Start PASSAGE GIVEN

Now it's time for you to come up with what you've learned from the previous [Introduction to Apache Spark - IT Academy 2022](https://colab.research.google.com/github/seznam/IT-akademie-bigdata/blob/main/big-data/notebooks/001_introduction_to_apache_spark.ipynb) notebook.

Let us help you for starters by looking into the structure of the data we have prepared for you.

In [None]:
!ls -l example-dataset/

Okay, we have two directories `clicks` and `pageviews`. There were taken from Seznam's ad division, so a click means some user clicked an ad, while an impression means an ad was loaded by the browser and rendered.

Let's look into the directories to see the data format:

In [None]:
!ls -l example-dataset/*

As you can see, the data are using Parquet format. And here comes your first task:
- load clicks parquet directory into one DataFrame (named `clicks`)
- and pageviews directory into other DataFrame (named `pageviews`)

*HINT: [PySpark Documentation](https://spark.apache.org/docs/latest/api/python/reference/api/pyspark.sql.DataFrameReader.parquet.html?highlight=parquet) might be handy if autocompletion does not suffice*

In [None]:
clicks = 

In [None]:
pageviews = 

Let's see the schema and the data to verify you have loaded it successfully

In [None]:
clicks.printSchema()
clicks.show()

In [None]:
pageviews.printSchema()
pageviews.show()

Great! At this point, you're ready to go on to the second part.

# Linking two datasets together

As you can see from the schemas of both DataFrames, there are some fields, which we can use to link the data together.

One of them is `click.ImpressionTimestamp` column, which should correlate to `pageview.timestamp` column. We will use this to link the two datasets together.

End PASSAGE GIVEN
Start DATA EXCERPT

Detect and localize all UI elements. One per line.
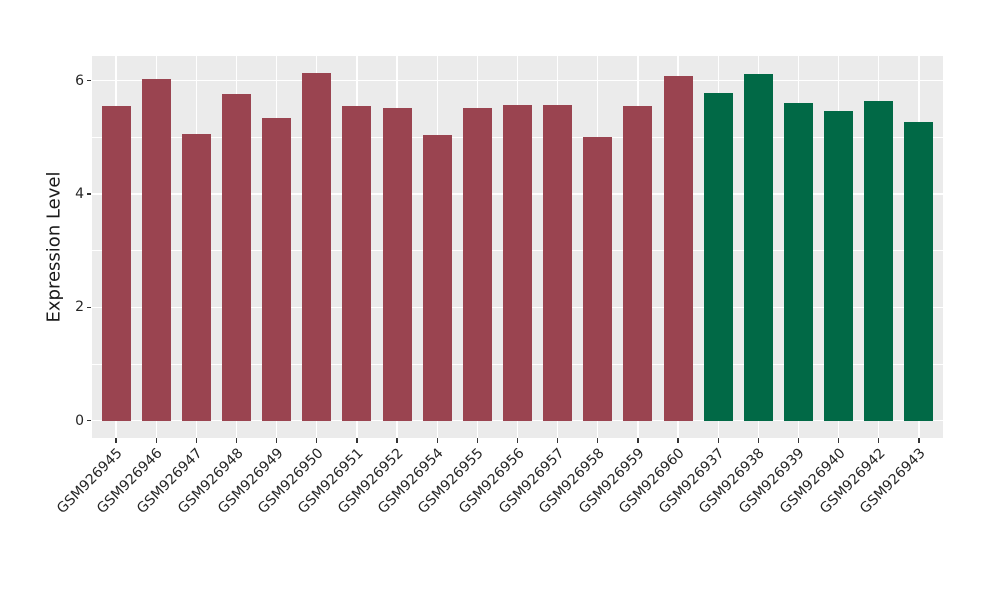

End DATA EXCERPT

§ **BRIEF 1**
Reproduce the passage of the Spark tutorial starting at "One of them" and ending at "two datasets together.".
§ **BRIEF 2**
Answer these questions from the Spark tutorial:
(a) What file format does the prepared dataset use?
(b) Which column is expected to correlate with the `pageview.timestamp` column?
(c) What does an impression mean in this setting?
§ **BRIEF 3**
Write the next part of the Spark tutorial, picking up after its final sentence.
Nothing in the data matters for what you are asked to do here.

§ **WRITTEN REPLY 1**
One of them is `click.ImpressionTimestamp` column, which should correlate to `pageview.timestamp` column. We will use this to link the two datasets together.

§ **WRITTEN REPLY 2**
(a) Parquet.
(b) The `click.ImpressionTimestamp` column.
(c) An ad was loaded by the browser and rendered.

§ **WRITTEN REPLY 3**
The second one is a bit tricky to understand, because first you need to understand, what is an impression within our dataset.
- single line of `pageviews` DataFrame represents a single rendering result from the browser, but it potentially includes more ads at once, which is why there is an column named `randomIds`, which is actually an array of integers.
- each `randomId` can be considered as a single ad
- since one line of `clicks` DataFrame represents a single click on a single ad, we can link `pageviews` to `clicks` only after we *explode* our `randomIds` array
  - what do we mean by *exploding* the array?
  - well, it's like flattening the structure, so that we get "more lines" in the DataFrame at the end, so that we have one pageview with exactly one randomId

That said, we now know we can also link `click.RandomId` field with exploded `pageview.randomIds[]` array.

See function docs you should use:
- https://spark.apache.org/docs/latest/api/python/reference/api/pyspark.sql.DataFrame.withColumn.html
- https://spark.apache.org/docs/latest/api/python/reference/api/pyspark.sql.functions.explode.html

In [None]:
exploded_pageviews = 

In [None]:
# Before we proceed to joining two data frames, we need to unify correlated column names
exploded_pageviews = exploded_pageviews \
                        .drop('randomIds') \
                        .withColumnRenamed('timestamp', 'impressionTimestamp')

Let's see what we've got:

In [None]:
exploded_pageviews.printSchema()
exploded_pageviews.show()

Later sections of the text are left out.